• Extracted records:
****************

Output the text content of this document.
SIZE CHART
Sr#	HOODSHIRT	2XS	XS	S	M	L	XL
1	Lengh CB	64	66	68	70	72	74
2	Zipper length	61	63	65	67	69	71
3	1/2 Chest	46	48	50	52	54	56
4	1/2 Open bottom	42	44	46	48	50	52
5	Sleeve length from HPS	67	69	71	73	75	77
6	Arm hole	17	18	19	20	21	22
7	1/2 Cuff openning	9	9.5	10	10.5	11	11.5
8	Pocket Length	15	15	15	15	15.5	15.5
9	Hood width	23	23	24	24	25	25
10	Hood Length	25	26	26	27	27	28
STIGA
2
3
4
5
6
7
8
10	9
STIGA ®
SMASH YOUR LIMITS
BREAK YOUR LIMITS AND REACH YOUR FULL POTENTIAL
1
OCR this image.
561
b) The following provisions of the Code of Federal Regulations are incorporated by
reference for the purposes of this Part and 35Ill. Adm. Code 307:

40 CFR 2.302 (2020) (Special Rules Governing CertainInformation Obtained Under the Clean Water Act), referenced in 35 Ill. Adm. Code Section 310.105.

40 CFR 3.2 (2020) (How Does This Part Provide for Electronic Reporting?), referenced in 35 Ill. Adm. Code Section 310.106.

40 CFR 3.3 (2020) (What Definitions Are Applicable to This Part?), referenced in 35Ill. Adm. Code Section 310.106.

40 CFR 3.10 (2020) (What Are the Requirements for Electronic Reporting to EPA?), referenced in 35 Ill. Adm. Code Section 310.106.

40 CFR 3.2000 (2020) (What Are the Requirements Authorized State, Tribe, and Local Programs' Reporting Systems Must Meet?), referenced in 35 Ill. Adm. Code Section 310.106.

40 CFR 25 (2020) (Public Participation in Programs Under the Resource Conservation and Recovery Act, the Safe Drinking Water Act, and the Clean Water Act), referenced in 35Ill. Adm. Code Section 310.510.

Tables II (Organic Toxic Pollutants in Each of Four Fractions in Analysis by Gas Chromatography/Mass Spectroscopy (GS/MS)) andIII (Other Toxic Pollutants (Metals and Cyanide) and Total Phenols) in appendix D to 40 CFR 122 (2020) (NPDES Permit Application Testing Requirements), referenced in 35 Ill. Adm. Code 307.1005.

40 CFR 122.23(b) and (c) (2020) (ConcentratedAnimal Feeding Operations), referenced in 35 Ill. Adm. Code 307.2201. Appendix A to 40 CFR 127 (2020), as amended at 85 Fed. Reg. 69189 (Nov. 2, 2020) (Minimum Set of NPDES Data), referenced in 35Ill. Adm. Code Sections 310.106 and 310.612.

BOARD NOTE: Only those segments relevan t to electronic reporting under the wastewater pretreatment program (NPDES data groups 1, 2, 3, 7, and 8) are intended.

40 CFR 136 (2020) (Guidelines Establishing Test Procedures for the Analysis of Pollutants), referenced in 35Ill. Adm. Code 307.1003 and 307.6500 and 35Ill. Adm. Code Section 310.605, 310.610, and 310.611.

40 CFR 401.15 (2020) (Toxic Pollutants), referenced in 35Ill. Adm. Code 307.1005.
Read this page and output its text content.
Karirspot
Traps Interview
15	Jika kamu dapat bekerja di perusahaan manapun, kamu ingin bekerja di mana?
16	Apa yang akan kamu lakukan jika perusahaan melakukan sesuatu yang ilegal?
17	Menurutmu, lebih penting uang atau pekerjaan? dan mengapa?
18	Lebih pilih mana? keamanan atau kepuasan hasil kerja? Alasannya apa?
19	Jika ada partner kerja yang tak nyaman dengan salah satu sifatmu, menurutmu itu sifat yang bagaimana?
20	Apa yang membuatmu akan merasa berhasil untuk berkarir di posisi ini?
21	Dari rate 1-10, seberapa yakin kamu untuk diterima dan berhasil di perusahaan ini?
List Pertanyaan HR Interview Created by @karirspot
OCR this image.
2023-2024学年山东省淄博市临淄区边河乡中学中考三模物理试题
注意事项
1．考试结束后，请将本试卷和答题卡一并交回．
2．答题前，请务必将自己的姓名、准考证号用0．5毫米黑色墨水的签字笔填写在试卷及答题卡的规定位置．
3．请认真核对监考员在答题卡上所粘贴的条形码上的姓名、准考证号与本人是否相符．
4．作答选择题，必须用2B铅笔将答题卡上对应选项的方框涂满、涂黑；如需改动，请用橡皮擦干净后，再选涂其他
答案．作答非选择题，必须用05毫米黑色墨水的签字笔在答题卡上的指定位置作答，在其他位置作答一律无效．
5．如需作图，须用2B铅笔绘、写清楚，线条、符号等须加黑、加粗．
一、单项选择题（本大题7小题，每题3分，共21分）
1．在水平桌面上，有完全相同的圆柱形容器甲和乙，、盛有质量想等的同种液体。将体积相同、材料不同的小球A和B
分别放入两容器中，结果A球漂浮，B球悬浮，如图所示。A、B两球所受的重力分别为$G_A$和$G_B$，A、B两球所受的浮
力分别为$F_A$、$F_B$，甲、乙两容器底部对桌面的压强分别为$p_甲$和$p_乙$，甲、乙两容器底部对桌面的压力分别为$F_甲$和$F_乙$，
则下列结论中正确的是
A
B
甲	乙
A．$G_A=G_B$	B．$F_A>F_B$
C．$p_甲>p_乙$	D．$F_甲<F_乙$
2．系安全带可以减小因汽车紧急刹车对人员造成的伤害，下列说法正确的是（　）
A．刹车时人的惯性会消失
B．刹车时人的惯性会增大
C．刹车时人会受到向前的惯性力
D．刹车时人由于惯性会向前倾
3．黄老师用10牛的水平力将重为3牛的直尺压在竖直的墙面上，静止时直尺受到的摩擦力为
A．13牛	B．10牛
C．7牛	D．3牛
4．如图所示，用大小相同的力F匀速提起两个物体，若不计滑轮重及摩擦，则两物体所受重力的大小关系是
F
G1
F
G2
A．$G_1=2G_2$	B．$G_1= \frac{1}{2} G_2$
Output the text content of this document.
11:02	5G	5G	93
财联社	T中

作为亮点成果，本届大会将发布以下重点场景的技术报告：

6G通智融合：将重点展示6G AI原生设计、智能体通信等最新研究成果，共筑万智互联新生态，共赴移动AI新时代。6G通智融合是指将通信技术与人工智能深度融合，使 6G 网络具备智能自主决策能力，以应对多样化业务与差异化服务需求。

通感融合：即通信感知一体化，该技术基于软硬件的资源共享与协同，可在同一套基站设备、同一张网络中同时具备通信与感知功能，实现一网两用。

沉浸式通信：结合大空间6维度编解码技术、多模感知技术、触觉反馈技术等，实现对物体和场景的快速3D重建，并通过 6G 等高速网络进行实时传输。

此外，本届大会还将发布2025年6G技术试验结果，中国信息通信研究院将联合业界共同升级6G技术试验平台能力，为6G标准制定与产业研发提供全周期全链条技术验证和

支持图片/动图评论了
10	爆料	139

****************

• What you should do:
All of the data needs to be reproduced exactly, with no line missing.

• Correct result:
Output the text content of this document.
SIZE CHART
Sr#	HOODSHIRT	2XS	XS	S	M	L	XL
1	Lengh CB	64	66	68	70	72	74
2	Zipper length	61	63	65	67	69	71
3	1/2 Chest	46	48	50	52	54	56
4	1/2 Open bottom	42	44	46	48	50	52
5	Sleeve length from HPS	67	69	71	73	75	77
6	Arm hole	17	18	19	20	21	22
7	1/2 Cuff openning	9	9.5	10	10.5	11	11.5
8	Pocket Length	15	15	15	15	15.5	15.5
9	Hood width	23	23	24	24	25	25
10	Hood Length	25	26	26	27	27	28
STIGA
2
3
4
5
6
7
8
10	9
STIGA ®
SMASH YOUR LIMITS
BREAK YOUR LIMITS AND REACH YOUR FULL POTENTIAL
1
OCR this image.
561
b) The following provisions of the Code of Federal Regulations are incorporated by
reference for the purposes of this Part and 35Ill. Adm. Code 307:

40 CFR 2.302 (2020) (Special Rules Governing CertainInformation Obtained Under the Clean Water Act), referenced in 35 Ill. Adm. Code Section 310.105.

40 CFR 3.2 (2020) (How Does This Part Provide for Electronic Reporting?), referenced in 35 Ill. Adm. Code Section 310.106.

40 CFR 3.3 (2020) (What Definitions Are Applicable to This Part?), referenced in 35Ill. Adm. Code Section 310.106.

40 CFR 3.10 (2020) (What Are the Requirements for Electronic Reporting to EPA?), referenced in 35 Ill. Adm. Code Section 310.106.

40 CFR 3.2000 (2020) (What Are the Requirements Authorized State, Tribe, and Local Programs' Reporting Systems Must Meet?), referenced in 35 Ill. Adm. Code Section 310.106.

40 CFR 25 (2020) (Public Participation in Programs Under the Resource Conservation and Recovery Act, the Safe Drinking Water Act, and the Clean Water Act), referenced in 35Ill. Adm. Code Section 310.510.

Tables II (Organic Toxic Pollutants in Each of Four Fractions in Analysis by Gas Chromatography/Mass Spectroscopy (GS/MS)) andIII (Other Toxic Pollutants (Metals and Cyanide) and Total Phenols) in appendix D to 40 CFR 122 (2020) (NPDES Permit Application Testing Requirements), referenced in 35 Ill. Adm. Code 307.1005.

40 CFR 122.23(b) and (c) (2020) (ConcentratedAnimal Feeding Operations), referenced in 35 Ill. Adm. Code 307.2201. Appendix A to 40 CFR 127 (2020), as amended at 85 Fed. Reg. 69189 (Nov. 2, 2020) (Minimum Set of NPDES Data), referenced in 35Ill. Adm. Code Sections 310.106 and 310.612.

BOARD NOTE: Only those segments relevan t to electronic reporting under the wastewater pretreatment program (NPDES data groups 1, 2, 3, 7, and 8) are intended.

40 CFR 136 (2020) (Guidelines Establishing Test Procedures for the Analysis of Pollutants), referenced in 35Ill. Adm. Code 307.1003 and 307.6500 and 35Ill. Adm. Code Section 310.605, 310.610, and 310.611.

40 CFR 401.15 (2020) (Toxic Pollutants), referenced in 35Ill. Adm. Code 307.1005.
Read this page and output its text content.
Karirspot
Traps Interview
15	Jika kamu dapat bekerja di perusahaan manapun, kamu ingin bekerja di mana?
16	Apa yang akan kamu lakukan jika perusahaan melakukan sesuatu yang ilegal?
17	Menurutmu, lebih penting uang atau pekerjaan? dan mengapa?
18	Lebih pilih mana? keamanan atau kepuasan hasil kerja? Alasannya apa?
19	Jika ada partner kerja yang tak nyaman dengan salah satu sifatmu, menurutmu itu sifat yang bagaimana?
20	Apa yang membuatmu akan merasa berhasil untuk berkarir di posisi ini?
21	Dari rate 1-10, seberapa yakin kamu untuk diterima dan berhasil di perusahaan ini?
List Pertanyaan HR Interview Created by @karirspot
OCR this image.
2023-2024学年山东省淄博市临淄区边河乡中学中考三模物理试题
注意事项
1．考试结束后，请将本试卷和答题卡一并交回．
2．答题前，请务必将自己的姓名、准考证号用0．5毫米黑色墨水的签字笔填写在试卷及答题卡的规定位置．
3．请认真核对监考员在答题卡上所粘贴的条形码上的姓名、准考证号与本人是否相符．
4．作答选择题，必须用2B铅笔将答题卡上对应选项的方框涂满、涂黑；如需改动，请用橡皮擦干净后，再选涂其他
答案．作答非选择题，必须用05毫米黑色墨水的签字笔在答题卡上的指定位置作答，在其他位置作答一律无效．
5．如需作图，须用2B铅笔绘、写清楚，线条、符号等须加黑、加粗．
一、单项选择题（本大题7小题，每题3分，共21分）
1．在水平桌面上，有完全相同的圆柱形容器甲和乙，、盛有质量想等的同种液体。将体积相同、材料不同的小球A和B
分别放入两容器中，结果A球漂浮，B球悬浮，如图所示。A、B两球所受的重力分别为$G_A$和$G_B$，A、B两球所受的浮
力分别为$F_A$、$F_B$，甲、乙两容器底部对桌面的压强分别为$p_甲$和$p_乙$，甲、乙两容器底部对桌面的压力分别为$F_甲$和$F_乙$，
则下列结论中正确的是
A
B
甲	乙
A．$G_A=G_B$	B．$F_A>F_B$
C．$p_甲>p_乙$	D．$F_甲<F_乙$
2．系安全带可以减小因汽车紧急刹车对人员造成的伤害，下列说法正确的是（　）
A．刹车时人的惯性会消失
B．刹车时人的惯性会增大
C．刹车时人会受到向前的惯性力
D．刹车时人由于惯性会向前倾
3．黄老师用10牛的水平力将重为3牛的直尺压在竖直的墙面上，静止时直尺受到的摩擦力为
A．13牛	B．10牛
C．7牛	D．3牛
4．如图所示，用大小相同的力F匀速提起两个物体，若不计滑轮重及摩擦，则两物体所受重力的大小关系是
F
G1
F
G2
A．$G_1=2G_2$	B．$G_1= \frac{1}{2} G_2$
Output the text content of this document.
11:02	5G	5G	93
财联社	T中

作为亮点成果，本届大会将发布以下重点场景的技术报告：

6G通智融合：将重点展示6G AI原生设计、智能体通信等最新研究成果，共筑万智互联新生态，共赴移动AI新时代。6G通智融合是指将通信技术与人工智能深度融合，使 6G 网络具备智能自主决策能力，以应对多样化业务与差异化服务需求。

通感融合：即通信感知一体化，该技术基于软硬件的资源共享与协同，可在同一套基站设备、同一张网络中同时具备通信与感知功能，实现一网两用。

沉浸式通信：结合大空间6维度编解码技术、多模感知技术、触觉反馈技术等，实现对物体和场景的快速3D重建，并通过 6G 等高速网络进行实时传输。

此外，本届大会还将发布2025年6G技术试验结果，中国信息通信研究院将联合业界共同升级6G技术试验平台能力，为6G标准制定与产业研发提供全周期全链条技术验证和

支持图片/动图评论了
10	爆料	139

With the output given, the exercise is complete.